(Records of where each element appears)
• • •

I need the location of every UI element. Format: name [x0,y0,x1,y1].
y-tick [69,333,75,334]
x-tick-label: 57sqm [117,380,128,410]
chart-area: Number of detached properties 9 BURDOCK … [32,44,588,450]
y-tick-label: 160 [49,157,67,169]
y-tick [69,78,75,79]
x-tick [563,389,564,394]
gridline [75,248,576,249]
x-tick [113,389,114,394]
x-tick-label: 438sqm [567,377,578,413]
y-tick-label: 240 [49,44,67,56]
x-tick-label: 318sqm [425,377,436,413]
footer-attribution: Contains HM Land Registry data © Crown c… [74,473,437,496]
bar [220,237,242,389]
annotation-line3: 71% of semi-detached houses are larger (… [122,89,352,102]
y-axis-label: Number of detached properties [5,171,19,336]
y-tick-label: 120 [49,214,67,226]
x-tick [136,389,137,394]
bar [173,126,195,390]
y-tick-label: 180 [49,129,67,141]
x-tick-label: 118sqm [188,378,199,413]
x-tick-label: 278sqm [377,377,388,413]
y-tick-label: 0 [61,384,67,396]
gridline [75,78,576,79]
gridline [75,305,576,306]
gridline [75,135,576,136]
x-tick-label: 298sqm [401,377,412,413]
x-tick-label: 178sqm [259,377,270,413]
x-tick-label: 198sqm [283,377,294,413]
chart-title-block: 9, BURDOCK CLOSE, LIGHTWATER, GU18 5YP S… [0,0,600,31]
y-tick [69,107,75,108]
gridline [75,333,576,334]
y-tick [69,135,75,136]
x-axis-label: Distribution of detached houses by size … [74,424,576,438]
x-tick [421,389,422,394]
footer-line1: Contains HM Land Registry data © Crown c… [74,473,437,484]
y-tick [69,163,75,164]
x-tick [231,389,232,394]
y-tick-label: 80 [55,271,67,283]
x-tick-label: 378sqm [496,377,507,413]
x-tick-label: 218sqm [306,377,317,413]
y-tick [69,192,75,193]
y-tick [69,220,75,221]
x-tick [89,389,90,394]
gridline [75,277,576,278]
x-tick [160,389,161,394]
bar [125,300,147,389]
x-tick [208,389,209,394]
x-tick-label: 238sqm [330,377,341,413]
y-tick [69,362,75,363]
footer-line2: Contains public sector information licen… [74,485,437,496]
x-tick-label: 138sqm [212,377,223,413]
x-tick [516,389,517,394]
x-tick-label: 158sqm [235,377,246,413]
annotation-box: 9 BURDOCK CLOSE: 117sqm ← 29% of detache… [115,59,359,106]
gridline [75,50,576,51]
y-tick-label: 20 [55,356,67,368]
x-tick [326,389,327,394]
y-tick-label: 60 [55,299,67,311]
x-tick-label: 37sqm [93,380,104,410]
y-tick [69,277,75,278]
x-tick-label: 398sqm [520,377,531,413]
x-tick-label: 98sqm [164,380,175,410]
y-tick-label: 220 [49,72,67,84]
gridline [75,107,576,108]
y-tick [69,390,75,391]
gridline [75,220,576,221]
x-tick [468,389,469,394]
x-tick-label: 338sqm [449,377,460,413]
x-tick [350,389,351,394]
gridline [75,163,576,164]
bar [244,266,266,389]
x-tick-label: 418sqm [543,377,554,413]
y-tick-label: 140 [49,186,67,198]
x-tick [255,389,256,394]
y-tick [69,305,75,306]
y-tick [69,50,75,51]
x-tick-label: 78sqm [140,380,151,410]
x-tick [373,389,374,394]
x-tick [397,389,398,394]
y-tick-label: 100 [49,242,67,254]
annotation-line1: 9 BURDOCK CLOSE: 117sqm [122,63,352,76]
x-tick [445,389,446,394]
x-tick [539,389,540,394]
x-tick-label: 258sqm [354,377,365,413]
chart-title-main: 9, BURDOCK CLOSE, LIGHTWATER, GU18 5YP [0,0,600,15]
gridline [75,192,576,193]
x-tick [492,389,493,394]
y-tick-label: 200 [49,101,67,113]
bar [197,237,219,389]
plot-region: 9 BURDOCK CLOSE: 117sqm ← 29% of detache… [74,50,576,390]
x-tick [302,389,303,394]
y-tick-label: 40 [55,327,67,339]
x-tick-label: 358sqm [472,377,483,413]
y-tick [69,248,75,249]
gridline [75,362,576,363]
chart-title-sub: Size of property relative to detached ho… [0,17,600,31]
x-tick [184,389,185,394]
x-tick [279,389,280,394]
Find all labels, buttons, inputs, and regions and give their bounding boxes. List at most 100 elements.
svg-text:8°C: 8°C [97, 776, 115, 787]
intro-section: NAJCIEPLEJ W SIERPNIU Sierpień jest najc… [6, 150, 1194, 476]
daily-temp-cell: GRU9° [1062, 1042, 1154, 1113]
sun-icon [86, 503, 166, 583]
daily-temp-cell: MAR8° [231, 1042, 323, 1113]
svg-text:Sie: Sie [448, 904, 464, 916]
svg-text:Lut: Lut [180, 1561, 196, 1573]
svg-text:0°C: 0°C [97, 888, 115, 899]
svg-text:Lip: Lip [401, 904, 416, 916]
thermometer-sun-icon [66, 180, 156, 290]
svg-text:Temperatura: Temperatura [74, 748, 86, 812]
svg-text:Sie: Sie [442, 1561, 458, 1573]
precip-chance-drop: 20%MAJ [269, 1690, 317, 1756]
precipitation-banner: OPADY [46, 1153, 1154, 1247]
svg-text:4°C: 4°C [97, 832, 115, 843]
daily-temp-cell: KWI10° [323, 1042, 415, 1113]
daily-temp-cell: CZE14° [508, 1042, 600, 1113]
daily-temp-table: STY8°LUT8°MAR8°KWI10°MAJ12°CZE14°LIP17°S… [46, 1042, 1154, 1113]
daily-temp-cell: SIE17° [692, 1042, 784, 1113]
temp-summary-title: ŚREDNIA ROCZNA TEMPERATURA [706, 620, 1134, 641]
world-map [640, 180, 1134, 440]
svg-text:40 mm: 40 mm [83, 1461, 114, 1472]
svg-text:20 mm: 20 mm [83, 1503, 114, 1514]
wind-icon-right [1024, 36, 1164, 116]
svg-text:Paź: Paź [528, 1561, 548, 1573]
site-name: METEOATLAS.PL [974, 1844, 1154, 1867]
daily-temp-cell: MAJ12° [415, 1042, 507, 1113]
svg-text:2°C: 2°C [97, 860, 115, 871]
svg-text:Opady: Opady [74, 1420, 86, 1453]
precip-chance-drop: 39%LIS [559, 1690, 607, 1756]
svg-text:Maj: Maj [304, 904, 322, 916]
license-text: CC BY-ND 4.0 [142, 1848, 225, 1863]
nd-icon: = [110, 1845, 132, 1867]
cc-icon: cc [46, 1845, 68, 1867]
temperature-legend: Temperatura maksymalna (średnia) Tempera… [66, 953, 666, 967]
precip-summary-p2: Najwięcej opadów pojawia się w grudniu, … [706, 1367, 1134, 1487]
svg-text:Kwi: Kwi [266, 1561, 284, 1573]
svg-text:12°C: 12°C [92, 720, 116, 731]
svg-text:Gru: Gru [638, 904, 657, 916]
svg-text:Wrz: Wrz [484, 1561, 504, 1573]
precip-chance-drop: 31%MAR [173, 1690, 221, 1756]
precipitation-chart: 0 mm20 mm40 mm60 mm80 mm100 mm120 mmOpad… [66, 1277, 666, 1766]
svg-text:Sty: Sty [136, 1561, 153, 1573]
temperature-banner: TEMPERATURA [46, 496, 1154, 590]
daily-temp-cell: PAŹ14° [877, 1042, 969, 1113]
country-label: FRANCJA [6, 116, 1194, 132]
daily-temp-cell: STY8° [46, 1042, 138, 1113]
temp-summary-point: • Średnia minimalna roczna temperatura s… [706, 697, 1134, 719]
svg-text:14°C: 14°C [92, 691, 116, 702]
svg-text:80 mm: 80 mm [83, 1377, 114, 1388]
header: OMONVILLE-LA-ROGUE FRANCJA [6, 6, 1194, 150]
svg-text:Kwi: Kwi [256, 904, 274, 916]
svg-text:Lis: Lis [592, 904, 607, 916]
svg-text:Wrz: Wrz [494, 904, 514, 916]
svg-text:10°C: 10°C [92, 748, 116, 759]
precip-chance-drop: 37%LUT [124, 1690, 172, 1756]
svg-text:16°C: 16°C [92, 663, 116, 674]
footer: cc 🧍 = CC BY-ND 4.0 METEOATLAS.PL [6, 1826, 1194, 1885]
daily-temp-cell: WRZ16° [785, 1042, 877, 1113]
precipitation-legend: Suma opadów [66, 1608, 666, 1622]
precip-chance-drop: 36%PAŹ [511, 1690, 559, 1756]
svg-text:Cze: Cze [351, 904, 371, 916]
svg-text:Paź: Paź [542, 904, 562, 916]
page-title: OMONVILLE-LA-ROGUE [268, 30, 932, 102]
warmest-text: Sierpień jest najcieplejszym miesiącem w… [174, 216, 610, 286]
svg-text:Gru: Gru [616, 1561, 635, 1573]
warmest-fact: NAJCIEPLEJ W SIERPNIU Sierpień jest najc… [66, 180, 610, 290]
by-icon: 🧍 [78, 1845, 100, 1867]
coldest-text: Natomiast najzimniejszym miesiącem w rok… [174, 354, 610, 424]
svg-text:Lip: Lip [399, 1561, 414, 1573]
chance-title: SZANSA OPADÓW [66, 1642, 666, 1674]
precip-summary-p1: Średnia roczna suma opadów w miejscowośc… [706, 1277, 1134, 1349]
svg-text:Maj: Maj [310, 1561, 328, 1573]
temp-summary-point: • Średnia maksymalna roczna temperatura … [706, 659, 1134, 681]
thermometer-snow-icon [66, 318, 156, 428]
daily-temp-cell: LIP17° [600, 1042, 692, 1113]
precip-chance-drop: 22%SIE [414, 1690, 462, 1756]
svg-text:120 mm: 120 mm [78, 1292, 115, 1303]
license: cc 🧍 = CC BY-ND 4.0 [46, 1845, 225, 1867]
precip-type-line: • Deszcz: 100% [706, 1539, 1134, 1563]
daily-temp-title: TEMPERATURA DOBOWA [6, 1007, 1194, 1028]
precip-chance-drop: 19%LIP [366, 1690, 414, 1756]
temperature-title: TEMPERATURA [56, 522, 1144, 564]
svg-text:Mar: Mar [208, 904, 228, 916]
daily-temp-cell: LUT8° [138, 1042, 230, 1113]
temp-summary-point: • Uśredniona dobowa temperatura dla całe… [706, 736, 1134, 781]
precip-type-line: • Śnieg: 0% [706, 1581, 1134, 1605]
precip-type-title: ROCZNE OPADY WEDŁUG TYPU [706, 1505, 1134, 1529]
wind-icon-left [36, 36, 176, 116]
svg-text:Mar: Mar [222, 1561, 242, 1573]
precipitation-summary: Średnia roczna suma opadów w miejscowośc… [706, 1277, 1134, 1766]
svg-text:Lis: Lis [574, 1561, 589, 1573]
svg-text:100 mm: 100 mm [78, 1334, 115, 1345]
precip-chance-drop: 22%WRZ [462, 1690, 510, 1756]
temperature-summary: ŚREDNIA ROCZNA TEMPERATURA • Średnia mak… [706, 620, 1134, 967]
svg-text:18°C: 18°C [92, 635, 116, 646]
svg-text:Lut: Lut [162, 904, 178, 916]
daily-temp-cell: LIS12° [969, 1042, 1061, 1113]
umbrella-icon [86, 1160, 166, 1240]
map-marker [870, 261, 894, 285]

• • •

What to do: Copy out verbatim every line in the stretch from the start of the records above through the line containing "x-tick-label: 298sqm [401,377,412,413]", both ends included.

Right answer:
I need the location of every UI element. Format: name [x0,y0,x1,y1].
y-tick [69,333,75,334]
x-tick-label: 57sqm [117,380,128,410]
chart-area: Number of detached properties 9 BURDOCK … [32,44,588,450]
y-tick-label: 160 [49,157,67,169]
y-tick [69,78,75,79]
x-tick [563,389,564,394]
gridline [75,248,576,249]
x-tick [113,389,114,394]
x-tick-label: 438sqm [567,377,578,413]
y-tick-label: 240 [49,44,67,56]
x-tick-label: 318sqm [425,377,436,413]
footer-attribution: Contains HM Land Registry data © Crown c… [74,473,437,496]
bar [220,237,242,389]
annotation-line3: 71% of semi-detached houses are larger (… [122,89,352,102]
y-axis-label: Number of detached properties [5,171,19,336]
y-tick-label: 120 [49,214,67,226]
x-tick [136,389,137,394]
bar [173,126,195,390]
y-tick-label: 180 [49,129,67,141]
x-tick-label: 118sqm [188,378,199,413]
x-tick-label: 278sqm [377,377,388,413]
y-tick-label: 0 [61,384,67,396]
gridline [75,78,576,79]
gridline [75,305,576,306]
gridline [75,135,576,136]
x-tick-label: 298sqm [401,377,412,413]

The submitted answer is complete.